== Records supplied ==
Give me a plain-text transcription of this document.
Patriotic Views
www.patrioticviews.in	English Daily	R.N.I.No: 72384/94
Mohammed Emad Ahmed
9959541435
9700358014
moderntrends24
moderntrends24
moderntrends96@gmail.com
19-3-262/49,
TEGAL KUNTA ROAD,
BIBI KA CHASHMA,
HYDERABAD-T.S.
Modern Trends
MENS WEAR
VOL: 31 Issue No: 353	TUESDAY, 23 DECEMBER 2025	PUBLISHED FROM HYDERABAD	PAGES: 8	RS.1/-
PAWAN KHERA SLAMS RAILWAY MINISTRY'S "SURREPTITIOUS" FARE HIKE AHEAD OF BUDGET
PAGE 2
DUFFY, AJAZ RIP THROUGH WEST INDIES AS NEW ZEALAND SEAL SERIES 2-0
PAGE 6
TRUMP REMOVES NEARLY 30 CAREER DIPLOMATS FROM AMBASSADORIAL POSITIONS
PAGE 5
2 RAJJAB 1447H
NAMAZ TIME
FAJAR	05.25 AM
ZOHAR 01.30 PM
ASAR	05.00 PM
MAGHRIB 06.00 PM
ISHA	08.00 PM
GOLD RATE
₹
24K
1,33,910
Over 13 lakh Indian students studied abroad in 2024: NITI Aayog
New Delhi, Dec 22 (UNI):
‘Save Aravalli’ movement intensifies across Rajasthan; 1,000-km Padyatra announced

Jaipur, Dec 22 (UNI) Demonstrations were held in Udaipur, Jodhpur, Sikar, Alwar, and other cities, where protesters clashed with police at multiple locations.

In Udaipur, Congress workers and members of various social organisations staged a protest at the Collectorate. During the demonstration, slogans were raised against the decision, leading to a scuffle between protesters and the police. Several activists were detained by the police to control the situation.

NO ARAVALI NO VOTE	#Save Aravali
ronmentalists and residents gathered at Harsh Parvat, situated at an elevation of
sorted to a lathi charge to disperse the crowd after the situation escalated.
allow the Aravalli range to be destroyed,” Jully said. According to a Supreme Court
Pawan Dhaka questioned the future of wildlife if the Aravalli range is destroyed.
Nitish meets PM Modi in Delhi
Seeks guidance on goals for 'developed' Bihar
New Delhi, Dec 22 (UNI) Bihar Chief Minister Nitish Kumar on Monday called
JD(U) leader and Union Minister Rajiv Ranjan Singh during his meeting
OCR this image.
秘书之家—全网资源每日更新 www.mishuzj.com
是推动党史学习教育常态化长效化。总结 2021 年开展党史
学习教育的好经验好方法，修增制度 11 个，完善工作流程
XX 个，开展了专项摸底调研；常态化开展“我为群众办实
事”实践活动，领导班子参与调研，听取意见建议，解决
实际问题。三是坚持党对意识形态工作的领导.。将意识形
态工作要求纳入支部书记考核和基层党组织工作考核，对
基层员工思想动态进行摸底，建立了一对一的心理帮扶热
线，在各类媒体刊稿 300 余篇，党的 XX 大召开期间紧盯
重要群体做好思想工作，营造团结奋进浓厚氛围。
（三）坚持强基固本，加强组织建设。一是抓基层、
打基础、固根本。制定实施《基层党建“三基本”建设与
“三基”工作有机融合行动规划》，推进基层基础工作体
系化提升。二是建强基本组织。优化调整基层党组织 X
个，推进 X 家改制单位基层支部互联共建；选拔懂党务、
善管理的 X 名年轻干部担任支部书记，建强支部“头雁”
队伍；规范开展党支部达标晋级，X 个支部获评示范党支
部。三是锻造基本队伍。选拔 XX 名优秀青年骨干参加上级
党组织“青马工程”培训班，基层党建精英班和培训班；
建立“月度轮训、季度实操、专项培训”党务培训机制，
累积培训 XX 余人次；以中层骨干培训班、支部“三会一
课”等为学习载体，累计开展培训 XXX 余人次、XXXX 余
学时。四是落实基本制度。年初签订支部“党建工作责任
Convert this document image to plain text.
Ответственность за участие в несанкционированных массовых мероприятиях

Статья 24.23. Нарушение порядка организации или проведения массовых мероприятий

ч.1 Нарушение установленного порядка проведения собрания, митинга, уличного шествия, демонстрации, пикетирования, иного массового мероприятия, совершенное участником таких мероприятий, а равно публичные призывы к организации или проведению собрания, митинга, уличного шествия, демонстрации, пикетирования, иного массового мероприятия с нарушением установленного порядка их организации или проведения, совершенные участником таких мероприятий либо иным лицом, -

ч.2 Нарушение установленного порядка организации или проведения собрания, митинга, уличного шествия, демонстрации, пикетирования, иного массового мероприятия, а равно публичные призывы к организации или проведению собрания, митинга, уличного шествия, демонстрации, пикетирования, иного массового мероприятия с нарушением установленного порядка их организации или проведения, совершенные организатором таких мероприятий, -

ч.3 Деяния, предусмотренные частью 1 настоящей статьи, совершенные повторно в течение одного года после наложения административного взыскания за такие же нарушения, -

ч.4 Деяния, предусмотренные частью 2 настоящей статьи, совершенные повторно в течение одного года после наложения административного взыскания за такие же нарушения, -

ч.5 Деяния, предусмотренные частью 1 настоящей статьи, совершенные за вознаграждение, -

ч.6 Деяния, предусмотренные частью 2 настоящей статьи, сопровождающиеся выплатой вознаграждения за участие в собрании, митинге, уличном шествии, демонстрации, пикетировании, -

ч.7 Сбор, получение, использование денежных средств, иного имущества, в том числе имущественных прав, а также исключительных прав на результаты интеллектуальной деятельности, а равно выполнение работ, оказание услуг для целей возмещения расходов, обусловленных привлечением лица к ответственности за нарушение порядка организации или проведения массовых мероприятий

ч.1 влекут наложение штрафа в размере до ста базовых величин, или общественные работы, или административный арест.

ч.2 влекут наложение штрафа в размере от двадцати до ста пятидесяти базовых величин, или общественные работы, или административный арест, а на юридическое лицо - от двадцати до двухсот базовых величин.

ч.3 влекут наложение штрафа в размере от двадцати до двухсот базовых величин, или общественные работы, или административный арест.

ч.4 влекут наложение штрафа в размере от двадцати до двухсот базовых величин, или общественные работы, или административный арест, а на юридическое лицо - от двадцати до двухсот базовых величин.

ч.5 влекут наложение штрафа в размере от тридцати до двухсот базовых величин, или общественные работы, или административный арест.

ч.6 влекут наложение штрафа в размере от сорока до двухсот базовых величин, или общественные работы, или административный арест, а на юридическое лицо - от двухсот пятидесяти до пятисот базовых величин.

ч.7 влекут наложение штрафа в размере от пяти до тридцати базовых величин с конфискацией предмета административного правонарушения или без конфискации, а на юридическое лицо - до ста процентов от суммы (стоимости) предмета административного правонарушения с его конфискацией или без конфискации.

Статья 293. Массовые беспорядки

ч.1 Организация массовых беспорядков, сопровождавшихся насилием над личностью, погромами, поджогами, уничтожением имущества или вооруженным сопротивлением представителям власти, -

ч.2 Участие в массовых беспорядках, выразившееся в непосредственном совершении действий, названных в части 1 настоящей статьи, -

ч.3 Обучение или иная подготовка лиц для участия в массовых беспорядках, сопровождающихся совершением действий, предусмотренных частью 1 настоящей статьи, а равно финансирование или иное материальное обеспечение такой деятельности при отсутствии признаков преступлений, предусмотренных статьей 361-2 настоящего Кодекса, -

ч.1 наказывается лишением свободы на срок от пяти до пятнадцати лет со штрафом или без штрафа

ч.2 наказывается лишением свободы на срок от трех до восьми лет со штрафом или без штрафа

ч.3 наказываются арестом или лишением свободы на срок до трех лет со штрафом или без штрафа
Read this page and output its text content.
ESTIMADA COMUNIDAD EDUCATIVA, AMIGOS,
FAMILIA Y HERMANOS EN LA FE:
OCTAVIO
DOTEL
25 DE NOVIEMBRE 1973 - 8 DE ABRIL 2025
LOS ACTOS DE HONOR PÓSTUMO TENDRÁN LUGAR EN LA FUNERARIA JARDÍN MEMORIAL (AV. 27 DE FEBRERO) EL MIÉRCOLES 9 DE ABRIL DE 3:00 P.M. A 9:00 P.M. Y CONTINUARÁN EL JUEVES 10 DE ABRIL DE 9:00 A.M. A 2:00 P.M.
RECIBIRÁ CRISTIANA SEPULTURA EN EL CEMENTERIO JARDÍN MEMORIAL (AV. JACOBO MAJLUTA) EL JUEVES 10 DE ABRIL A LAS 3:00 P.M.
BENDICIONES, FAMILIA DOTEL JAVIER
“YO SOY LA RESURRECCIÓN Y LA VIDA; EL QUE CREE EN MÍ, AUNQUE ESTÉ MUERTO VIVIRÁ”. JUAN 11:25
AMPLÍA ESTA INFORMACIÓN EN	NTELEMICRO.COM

== What you should do ==
Find the word "image" and list each line it appears in.

== Task answer ==
OCR this image.
Convert this document image to plain text.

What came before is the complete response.